| TASK DETAILS |
Can you reproduce the listing below word for word, leaving out any picture?

| RECORD EXCERPTS |
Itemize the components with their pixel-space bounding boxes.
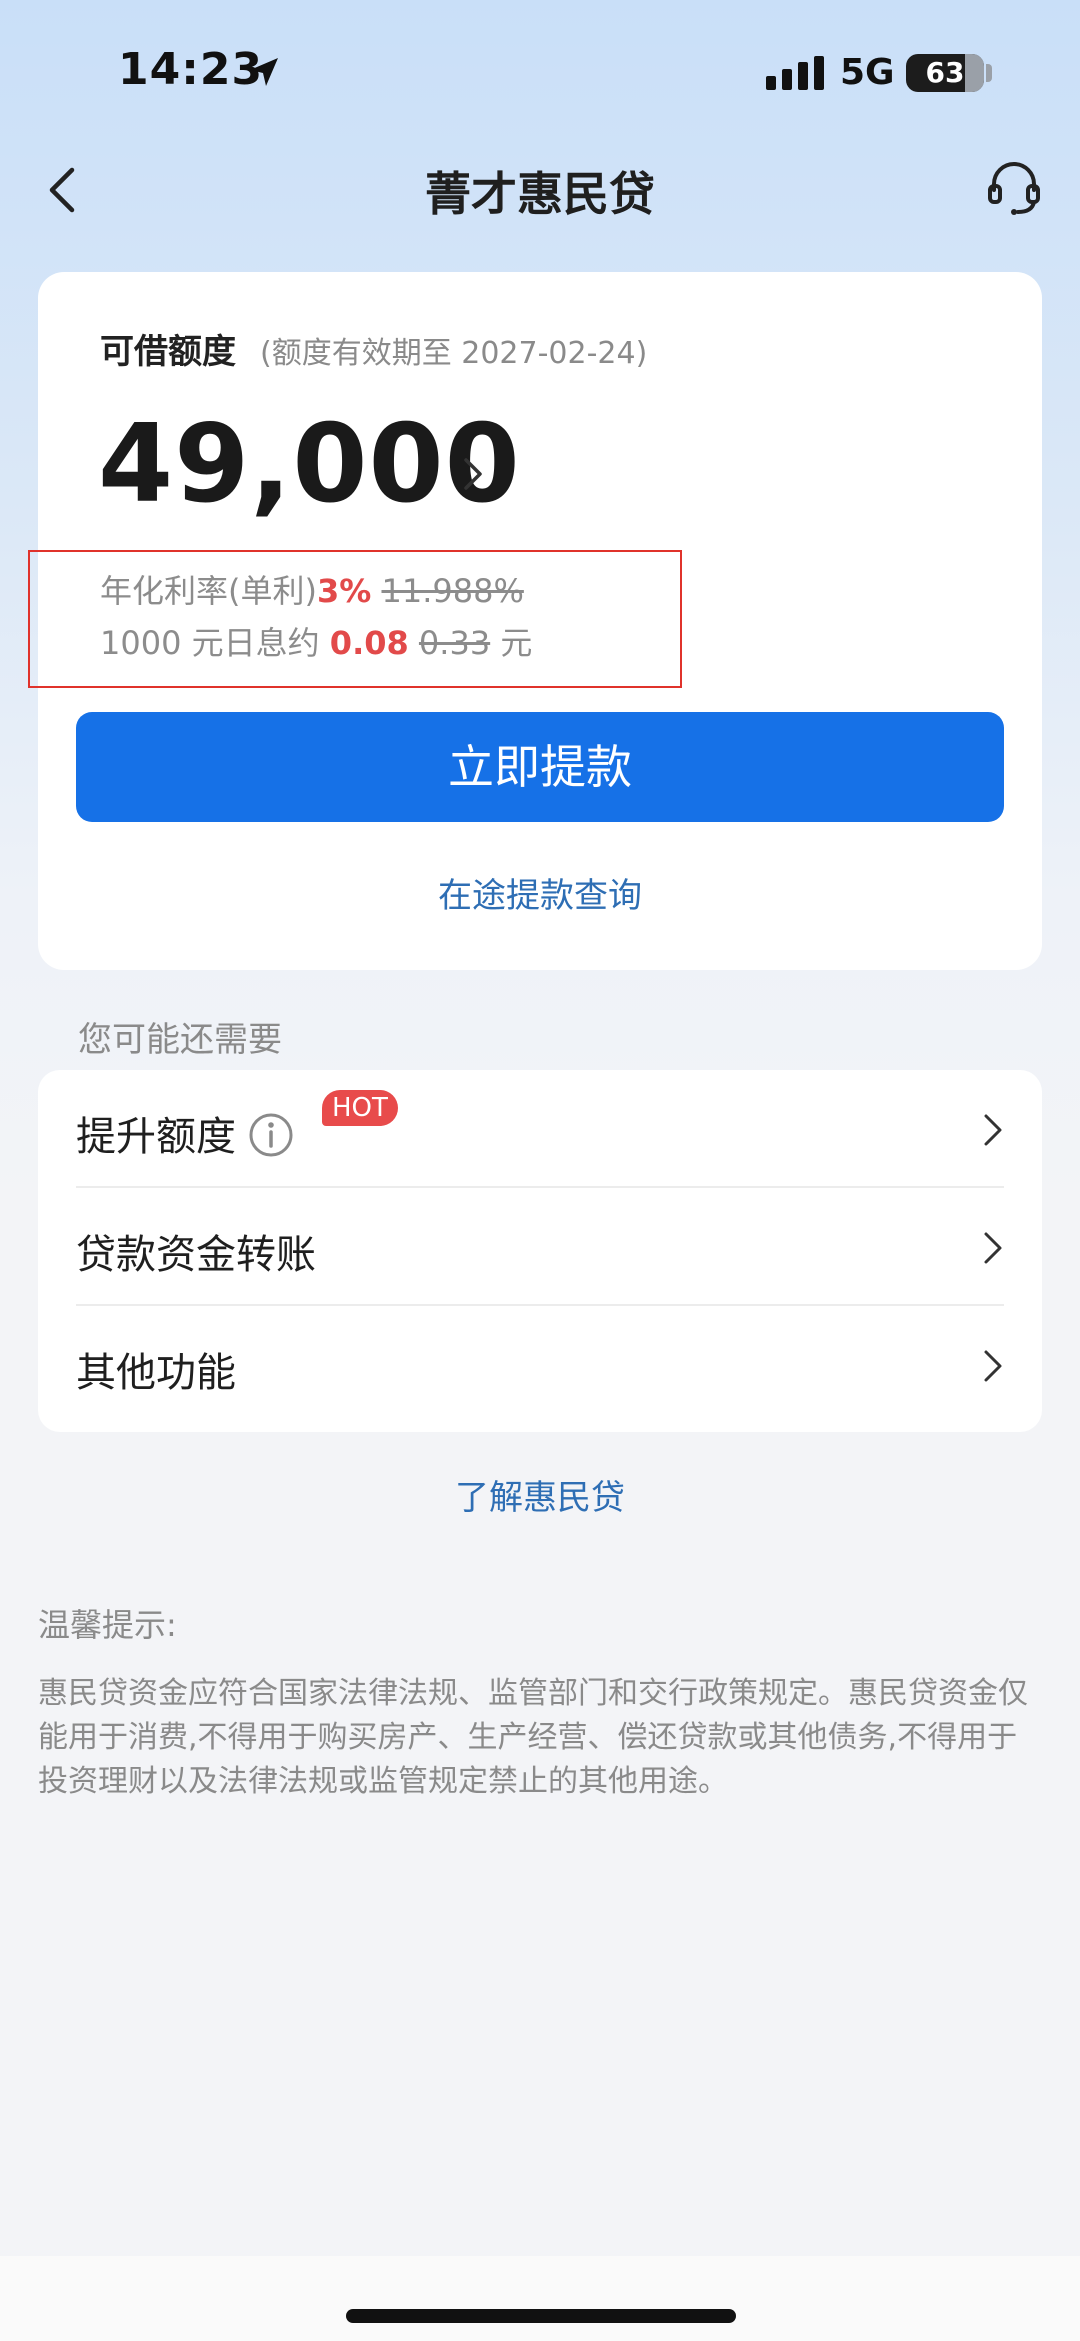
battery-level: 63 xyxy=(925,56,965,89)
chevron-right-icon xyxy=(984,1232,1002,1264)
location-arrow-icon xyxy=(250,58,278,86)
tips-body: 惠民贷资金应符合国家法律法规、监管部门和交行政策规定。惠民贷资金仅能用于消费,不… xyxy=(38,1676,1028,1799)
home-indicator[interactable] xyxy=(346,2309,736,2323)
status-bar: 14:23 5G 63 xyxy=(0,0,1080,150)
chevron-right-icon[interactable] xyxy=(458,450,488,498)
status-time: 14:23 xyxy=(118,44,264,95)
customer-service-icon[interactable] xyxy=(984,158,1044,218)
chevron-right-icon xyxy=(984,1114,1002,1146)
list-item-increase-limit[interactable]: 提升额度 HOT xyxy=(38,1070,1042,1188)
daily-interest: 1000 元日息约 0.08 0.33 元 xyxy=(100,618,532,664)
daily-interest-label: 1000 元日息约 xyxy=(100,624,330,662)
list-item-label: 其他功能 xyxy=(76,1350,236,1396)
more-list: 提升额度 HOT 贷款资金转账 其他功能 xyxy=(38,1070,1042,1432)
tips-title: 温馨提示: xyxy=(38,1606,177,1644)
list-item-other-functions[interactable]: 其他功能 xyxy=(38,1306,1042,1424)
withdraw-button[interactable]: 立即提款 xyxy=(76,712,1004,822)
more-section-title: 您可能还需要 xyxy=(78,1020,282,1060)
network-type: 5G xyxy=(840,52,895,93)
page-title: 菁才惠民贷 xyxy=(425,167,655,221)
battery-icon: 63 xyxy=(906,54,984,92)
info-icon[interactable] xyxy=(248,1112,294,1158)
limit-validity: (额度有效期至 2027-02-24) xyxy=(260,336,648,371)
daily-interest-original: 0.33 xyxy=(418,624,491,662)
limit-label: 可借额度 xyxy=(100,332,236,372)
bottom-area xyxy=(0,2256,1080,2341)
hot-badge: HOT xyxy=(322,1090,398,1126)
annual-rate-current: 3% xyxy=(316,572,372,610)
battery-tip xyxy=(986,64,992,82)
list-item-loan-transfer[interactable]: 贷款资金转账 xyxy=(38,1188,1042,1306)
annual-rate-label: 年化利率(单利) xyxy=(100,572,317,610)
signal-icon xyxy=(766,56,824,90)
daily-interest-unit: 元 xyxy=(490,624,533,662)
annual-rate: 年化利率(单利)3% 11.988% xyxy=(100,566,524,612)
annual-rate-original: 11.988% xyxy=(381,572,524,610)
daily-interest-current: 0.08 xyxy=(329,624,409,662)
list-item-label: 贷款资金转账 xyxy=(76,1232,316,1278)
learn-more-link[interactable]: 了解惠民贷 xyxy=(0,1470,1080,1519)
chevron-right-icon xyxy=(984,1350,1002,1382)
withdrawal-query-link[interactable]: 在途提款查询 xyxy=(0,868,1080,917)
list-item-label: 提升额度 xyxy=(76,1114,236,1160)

| FULL RESPONSE |
Itemize the components with their pixel-space bounding boxes.
battery-level: 63 xyxy=(925,56,965,89)
chevron-right-icon xyxy=(984,1232,1002,1264)
location-arrow-icon xyxy=(250,58,278,86)
tips-body: 惠民贷资金应符合国家法律法规、监管部门和交行政策规定。惠民贷资金仅能用于消费,不… xyxy=(38,1676,1028,1799)
home-indicator[interactable] xyxy=(346,2309,736,2323)
status-bar: 14:23 5G 63 xyxy=(0,0,1080,150)
chevron-right-icon[interactable] xyxy=(458,450,488,498)
status-time: 14:23 xyxy=(118,44,264,95)
customer-service-icon[interactable] xyxy=(984,158,1044,218)
chevron-right-icon xyxy=(984,1114,1002,1146)
list-item-increase-limit[interactable]: 提升额度 HOT xyxy=(38,1070,1042,1188)
daily-interest: 1000 元日息约 0.08 0.33 元 xyxy=(100,618,532,664)
daily-interest-label: 1000 元日息约 xyxy=(100,624,330,662)
list-item-label: 其他功能 xyxy=(76,1350,236,1396)
more-list: 提升额度 HOT 贷款资金转账 其他功能 xyxy=(38,1070,1042,1432)
tips-title: 温馨提示: xyxy=(38,1606,177,1644)
list-item-other-functions[interactable]: 其他功能 xyxy=(38,1306,1042,1424)
withdraw-button[interactable]: 立即提款 xyxy=(76,712,1004,822)
more-section-title: 您可能还需要 xyxy=(78,1020,282,1060)
network-type: 5G xyxy=(840,52,895,93)
page-title: 菁才惠民贷 xyxy=(425,167,655,221)
battery-icon: 63 xyxy=(906,54,984,92)
info-icon[interactable] xyxy=(248,1112,294,1158)
limit-validity: (额度有效期至 2027-02-24) xyxy=(260,336,648,371)
daily-interest-original: 0.33 xyxy=(418,624,491,662)
limit-label: 可借额度 xyxy=(100,332,236,372)
bottom-area xyxy=(0,2256,1080,2341)
hot-badge: HOT xyxy=(322,1090,398,1126)
annual-rate-current: 3% xyxy=(316,572,372,610)
battery-tip xyxy=(986,64,992,82)
list-item-loan-transfer[interactable]: 贷款资金转账 xyxy=(38,1188,1042,1306)
annual-rate-label: 年化利率(单利) xyxy=(100,572,317,610)
signal-icon xyxy=(766,56,824,90)
daily-interest-unit: 元 xyxy=(490,624,533,662)
annual-rate: 年化利率(单利)3% 11.988% xyxy=(100,566,524,612)
annual-rate-original: 11.988% xyxy=(381,572,524,610)
daily-interest-current: 0.08 xyxy=(329,624,409,662)
list-item-label: 贷款资金转账 xyxy=(76,1232,316,1278)
learn-more-link[interactable]: 了解惠民贷 xyxy=(0,1470,1080,1519)
chevron-right-icon xyxy=(984,1350,1002,1382)
withdrawal-query-link[interactable]: 在途提款查询 xyxy=(0,868,1080,917)
list-item-label: 提升额度 xyxy=(76,1114,236,1160)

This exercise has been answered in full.